## [Objective]
Transcribe every line exactly. Leave the pictures behind.

═══ Material for the task ═══

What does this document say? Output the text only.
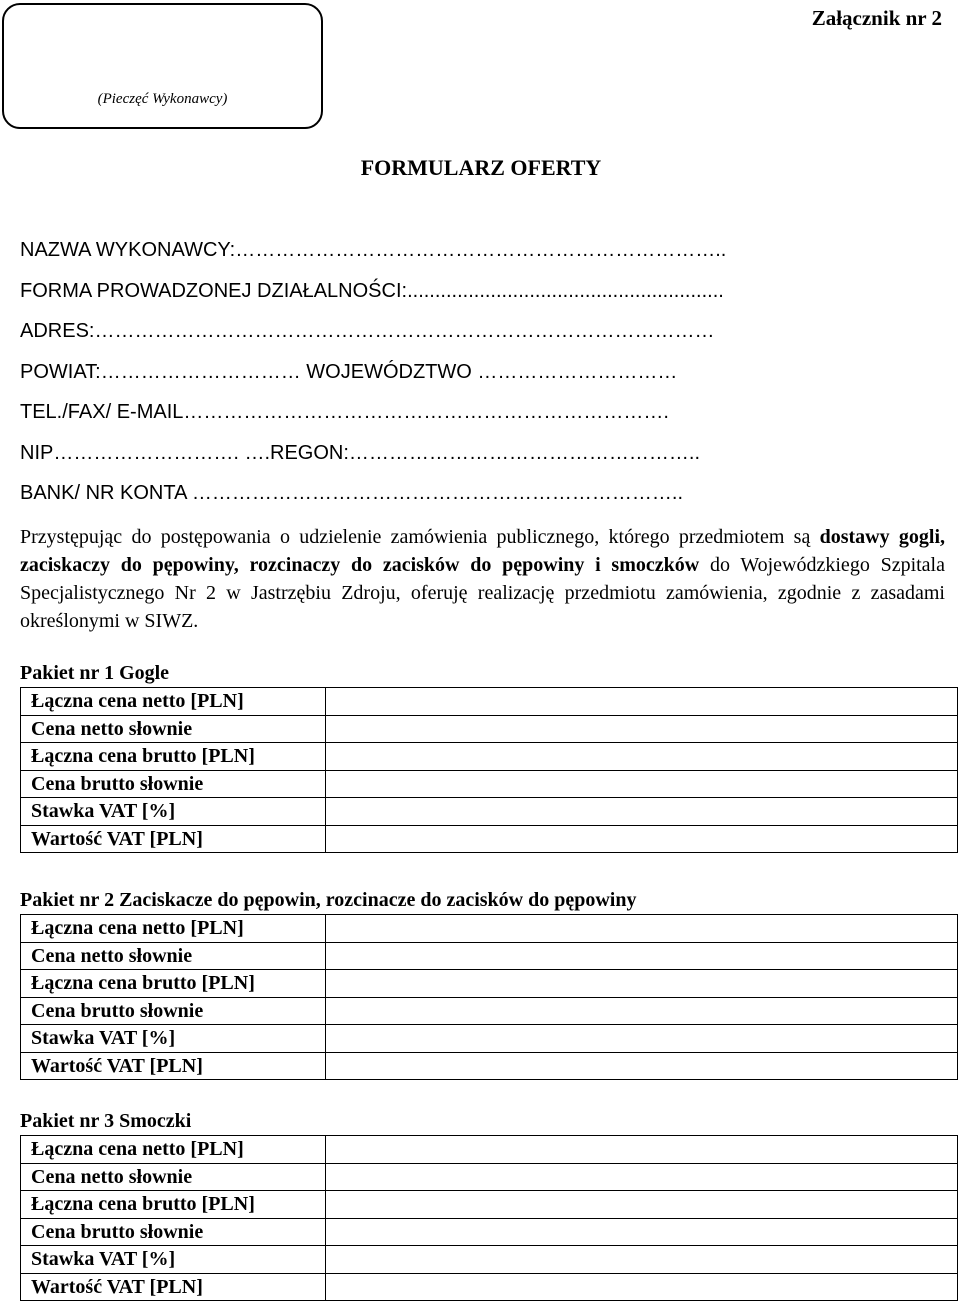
(Pieczęć Wykonawcy)
Załącznik nr 2
FORMULARZ OFERTY
NAZWA WYKONAWCY:………………………………………………………………..
FORMA PROWADZONEJ DZIAŁALNOŚCI:.........................................................
ADRES:…………………………………………………………………………………
POWIAT:………………………… WOJEWÓDZTWO …………………………
TEL./FAX/ E-MAIL……………………………………………………………….
NIP………………………. ….REGON:……………………………………………..
BANK/ NR KONTA ………………………………………………………………..
Przystępując do postępowania o udzielenie zamówienia publicznego, którego przedmiotem są dostawy gogli, zaciskaczy do pępowiny, rozcinaczy do zacisków do pępowiny i smoczków do Wojewódzkiego Szpitala Specjalistycznego Nr 2 w Jastrzębiu Zdroju, oferuję realizację przedmiotu zamówienia, zgodnie z zasadami określonymi w SIWZ.
Pakiet nr 1 Gogle
Łączna cena netto [PLN]	
Cena netto słownie	
Łączna cena brutto [PLN]	
Cena brutto słownie	
Stawka VAT [%]	
Wartość VAT [PLN]	
Pakiet nr 2 Zaciskacze do pępowin, rozcinacze do zacisków do pępowiny
Łączna cena netto [PLN]	
Cena netto słownie	
Łączna cena brutto [PLN]	
Cena brutto słownie	
Stawka VAT [%]	
Wartość VAT [PLN]	
Pakiet nr 3 Smoczki
Łączna cena netto [PLN]	
Cena netto słownie	
Łączna cena brutto [PLN]	
Cena brutto słownie	
Stawka VAT [%]	
Wartość VAT [PLN]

═══

## [Full response]
What does this document say? Output the text only.
(Pieczęć Wykonawcy)
Załącznik nr 2
FORMULARZ OFERTY
NAZWA WYKONAWCY:………………………………………………………………..
FORMA PROWADZONEJ DZIAŁALNOŚCI:.........................................................
ADRES:…………………………………………………………………………………
POWIAT:………………………… WOJEWÓDZTWO …………………………
TEL./FAX/ E-MAIL……………………………………………………………….
NIP………………………. ….REGON:……………………………………………..
BANK/ NR KONTA ………………………………………………………………..
Przystępując do postępowania o udzielenie zamówienia publicznego, którego przedmiotem są dostawy gogli, zaciskaczy do pępowiny, rozcinaczy do zacisków do pępowiny i smoczków do Wojewódzkiego Szpitala Specjalistycznego Nr 2 w Jastrzębiu Zdroju, oferuję realizację przedmiotu zamówienia, zgodnie z zasadami określonymi w SIWZ.
Pakiet nr 1 Gogle
Łączna cena netto [PLN]	
Cena netto słownie	
Łączna cena brutto [PLN]	
Cena brutto słownie	
Stawka VAT [%]	
Wartość VAT [PLN]	
Pakiet nr 2 Zaciskacze do pępowin, rozcinacze do zacisków do pępowiny
Łączna cena netto [PLN]	
Cena netto słownie	
Łączna cena brutto [PLN]	
Cena brutto słownie	
Stawka VAT [%]	
Wartość VAT [PLN]	
Pakiet nr 3 Smoczki
Łączna cena netto [PLN]	
Cena netto słownie	
Łączna cena brutto [PLN]	
Cena brutto słownie	
Stawka VAT [%]	
Wartość VAT [PLN]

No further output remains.